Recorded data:
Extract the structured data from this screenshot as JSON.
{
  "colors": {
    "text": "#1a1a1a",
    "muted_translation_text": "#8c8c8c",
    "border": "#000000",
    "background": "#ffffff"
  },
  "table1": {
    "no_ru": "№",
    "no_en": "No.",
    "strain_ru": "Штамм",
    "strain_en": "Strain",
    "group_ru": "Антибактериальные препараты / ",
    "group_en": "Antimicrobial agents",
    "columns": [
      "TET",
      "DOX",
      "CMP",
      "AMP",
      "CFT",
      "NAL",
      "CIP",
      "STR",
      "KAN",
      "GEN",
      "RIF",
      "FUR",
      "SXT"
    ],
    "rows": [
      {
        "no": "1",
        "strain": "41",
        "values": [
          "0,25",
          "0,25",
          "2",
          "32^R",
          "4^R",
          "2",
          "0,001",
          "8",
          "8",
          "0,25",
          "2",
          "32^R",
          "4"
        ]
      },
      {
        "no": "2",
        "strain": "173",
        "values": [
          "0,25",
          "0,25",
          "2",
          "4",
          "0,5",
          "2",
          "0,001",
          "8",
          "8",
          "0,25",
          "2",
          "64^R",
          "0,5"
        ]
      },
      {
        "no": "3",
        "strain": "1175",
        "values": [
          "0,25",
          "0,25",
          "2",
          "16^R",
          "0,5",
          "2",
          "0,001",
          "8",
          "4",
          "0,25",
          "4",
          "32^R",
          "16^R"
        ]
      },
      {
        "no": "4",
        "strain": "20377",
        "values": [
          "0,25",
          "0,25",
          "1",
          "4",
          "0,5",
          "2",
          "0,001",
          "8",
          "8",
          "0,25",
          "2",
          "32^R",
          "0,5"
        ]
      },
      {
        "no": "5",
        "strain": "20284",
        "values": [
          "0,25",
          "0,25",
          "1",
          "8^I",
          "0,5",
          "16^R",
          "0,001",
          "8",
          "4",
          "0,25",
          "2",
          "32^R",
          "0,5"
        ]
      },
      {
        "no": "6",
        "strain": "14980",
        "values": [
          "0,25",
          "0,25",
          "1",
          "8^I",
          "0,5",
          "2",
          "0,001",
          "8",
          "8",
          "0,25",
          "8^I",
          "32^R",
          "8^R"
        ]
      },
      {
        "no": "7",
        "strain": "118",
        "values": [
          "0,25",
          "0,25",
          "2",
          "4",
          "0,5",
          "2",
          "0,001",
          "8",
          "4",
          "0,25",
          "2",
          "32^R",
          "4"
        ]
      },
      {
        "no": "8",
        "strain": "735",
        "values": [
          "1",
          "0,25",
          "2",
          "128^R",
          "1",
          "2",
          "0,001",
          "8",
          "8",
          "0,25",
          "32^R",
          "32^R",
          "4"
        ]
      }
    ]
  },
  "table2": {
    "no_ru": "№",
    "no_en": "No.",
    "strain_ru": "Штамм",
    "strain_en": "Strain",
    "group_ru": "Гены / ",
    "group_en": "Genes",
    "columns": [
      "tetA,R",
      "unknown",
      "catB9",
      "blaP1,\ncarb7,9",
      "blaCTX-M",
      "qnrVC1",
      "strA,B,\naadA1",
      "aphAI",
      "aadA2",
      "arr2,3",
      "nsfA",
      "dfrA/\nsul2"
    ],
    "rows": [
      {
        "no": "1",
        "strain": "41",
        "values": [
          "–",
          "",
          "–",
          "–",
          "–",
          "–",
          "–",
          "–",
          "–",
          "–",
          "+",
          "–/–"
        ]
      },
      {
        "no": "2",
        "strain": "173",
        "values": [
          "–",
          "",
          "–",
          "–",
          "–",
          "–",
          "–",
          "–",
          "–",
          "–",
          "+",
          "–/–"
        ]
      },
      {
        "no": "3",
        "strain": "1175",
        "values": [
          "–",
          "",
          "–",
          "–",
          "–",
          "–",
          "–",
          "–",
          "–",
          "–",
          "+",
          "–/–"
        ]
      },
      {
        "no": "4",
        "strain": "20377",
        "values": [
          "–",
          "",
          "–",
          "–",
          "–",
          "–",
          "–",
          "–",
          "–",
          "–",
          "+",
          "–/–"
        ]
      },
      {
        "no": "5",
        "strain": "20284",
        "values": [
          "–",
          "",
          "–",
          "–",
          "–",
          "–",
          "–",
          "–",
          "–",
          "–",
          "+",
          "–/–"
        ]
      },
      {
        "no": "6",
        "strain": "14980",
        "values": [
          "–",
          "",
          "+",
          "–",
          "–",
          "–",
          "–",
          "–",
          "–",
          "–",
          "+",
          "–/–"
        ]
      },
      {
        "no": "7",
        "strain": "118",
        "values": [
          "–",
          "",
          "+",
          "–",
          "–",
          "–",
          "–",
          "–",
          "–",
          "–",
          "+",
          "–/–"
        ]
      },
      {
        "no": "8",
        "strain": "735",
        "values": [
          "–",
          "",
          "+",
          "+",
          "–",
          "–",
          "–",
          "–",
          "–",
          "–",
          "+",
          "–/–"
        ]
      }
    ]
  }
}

TRY IT - Every entry should be printed again exactly as it stands.

WRITTEN RESPONSE -
Extract the structured data from this screenshot as JSON.
{
  "colors": {
    "text": "#1a1a1a",
    "muted_translation_text": "#8c8c8c",
    "border": "#000000",
    "background": "#ffffff"
  },
  "table1": {
    "no_ru": "№",
    "no_en": "No.",
    "strain_ru": "Штамм",
    "strain_en": "Strain",
    "group_ru": "Антибактериальные препараты / ",
    "group_en": "Antimicrobial agents",
    "columns": [
      "TET",
      "DOX",
      "CMP",
      "AMP",
      "CFT",
      "NAL",
      "CIP",
      "STR",
      "KAN",
      "GEN",
      "RIF",
      "FUR",
      "SXT"
    ],
    "rows": [
      {
        "no": "1",
        "strain": "41",
        "values": [
          "0,25",
          "0,25",
          "2",
          "32^R",
          "4^R",
          "2",
          "0,001",
          "8",
          "8",
          "0,25",
          "2",
          "32^R",
          "4"
        ]
      },
      {
        "no": "2",
        "strain": "173",
        "values": [
          "0,25",
          "0,25",
          "2",
          "4",
          "0,5",
          "2",
          "0,001",
          "8",
          "8",
          "0,25",
          "2",
          "64^R",
          "0,5"
        ]
      },
      {
        "no": "3",
        "strain": "1175",
        "values": [
          "0,25",
          "0,25",
          "2",
          "16^R",
          "0,5",
          "2",
          "0,001",
          "8",
          "4",
          "0,25",
          "4",
          "32^R",
          "16^R"
        ]
      },
      {
        "no": "4",
        "strain": "20377",
        "values": [
          "0,25",
          "0,25",
          "1",
          "4",
          "0,5",
          "2",
          "0,001",
          "8",
          "8",
          "0,25",
          "2",
          "32^R",
          "0,5"
        ]
      },
      {
        "no": "5",
        "strain": "20284",
        "values": [
          "0,25",
          "0,25",
          "1",
          "8^I",
          "0,5",
          "16^R",
          "0,001",
          "8",
          "4",
          "0,25",
          "2",
          "32^R",
          "0,5"
        ]
      },
      {
        "no": "6",
        "strain": "14980",
        "values": [
          "0,25",
          "0,25",
          "1",
          "8^I",
          "0,5",
          "2",
          "0,001",
          "8",
          "8",
          "0,25",
          "8^I",
          "32^R",
          "8^R"
        ]
      },
      {
        "no": "7",
        "strain": "118",
        "values": [
          "0,25",
          "0,25",
          "2",
          "4",
          "0,5",
          "2",
          "0,001",
          "8",
          "4",
          "0,25",
          "2",
          "32^R",
          "4"
        ]
      },
      {
        "no": "8",
        "strain": "735",
        "values": [
          "1",
          "0,25",
          "2",
          "128^R",
          "1",
          "2",
          "0,001",
          "8",
          "8",
          "0,25",
          "32^R",
          "32^R",
          "4"
        ]
      }
    ]
  },
  "table2": {
    "no_ru": "№",
    "no_en": "No.",
    "strain_ru": "Штамм",
    "strain_en": "Strain",
    "group_ru": "Гены / ",
    "group_en": "Genes",
    "columns": [
      "tetA,R",
      "unknown",
      "catB9",
      "blaP1,\ncarb7,9",
      "blaCTX-M",
      "qnrVC1",
      "strA,B,\naadA1",
      "aphAI",
      "aadA2",
      "arr2,3",
      "nsfA",
      "dfrA/\nsul2"
    ],
    "rows": [
      {
        "no": "1",
        "strain": "41",
        "values": [
          "–",
          "",
          "–",
          "–",
          "–",
          "–",
          "–",
          "–",
          "–",
          "–",
          "+",
          "–/–"
        ]
      },
      {
        "no": "2",
        "strain": "173",
        "values": [
          "–",
          "",
          "–",
          "–",
          "–",
          "–",
          "–",
          "–",
          "–",
          "–",
          "+",
          "–/–"
        ]
      },
      {
        "no": "3",
        "strain": "1175",
        "values": [
          "–",
          "",
          "–",
          "–",
          "–",
          "–",
          "–",
          "–",
          "–",
          "–",
          "+",
          "–/–"
        ]
      },
      {
        "no": "4",
        "strain": "20377",
        "values": [
          "–",
          "",
          "–",
          "–",
          "–",
          "–",
          "–",
          "–",
          "–",
          "–",
          "+",
          "–/–"
        ]
      },
      {
        "no": "5",
        "strain": "20284",
        "values": [
          "–",
          "",
          "–",
          "–",
          "–",
          "–",
          "–",
          "–",
          "–",
          "–",
          "+",
          "–/–"
        ]
      },
      {
        "no": "6",
        "strain": "14980",
        "values": [
          "–",
          "",
          "+",
          "–",
          "–",
          "–",
          "–",
          "–",
          "–",
          "–",
          "+",
          "–/–"
        ]
      },
      {
        "no": "7",
        "strain": "118",
        "values": [
          "–",
          "",
          "+",
          "–",
          "–",
          "–",
          "–",
          "–",
          "–",
          "–",
          "+",
          "–/–"
        ]
      },
      {
        "no": "8",
        "strain": "735",
        "values": [
          "–",
          "",
          "+",
          "+",
          "–",
          "–",
          "–",
          "–",
          "–",
          "–",
          "+",
          "–/–"
        ]
      }
    ]
  }
}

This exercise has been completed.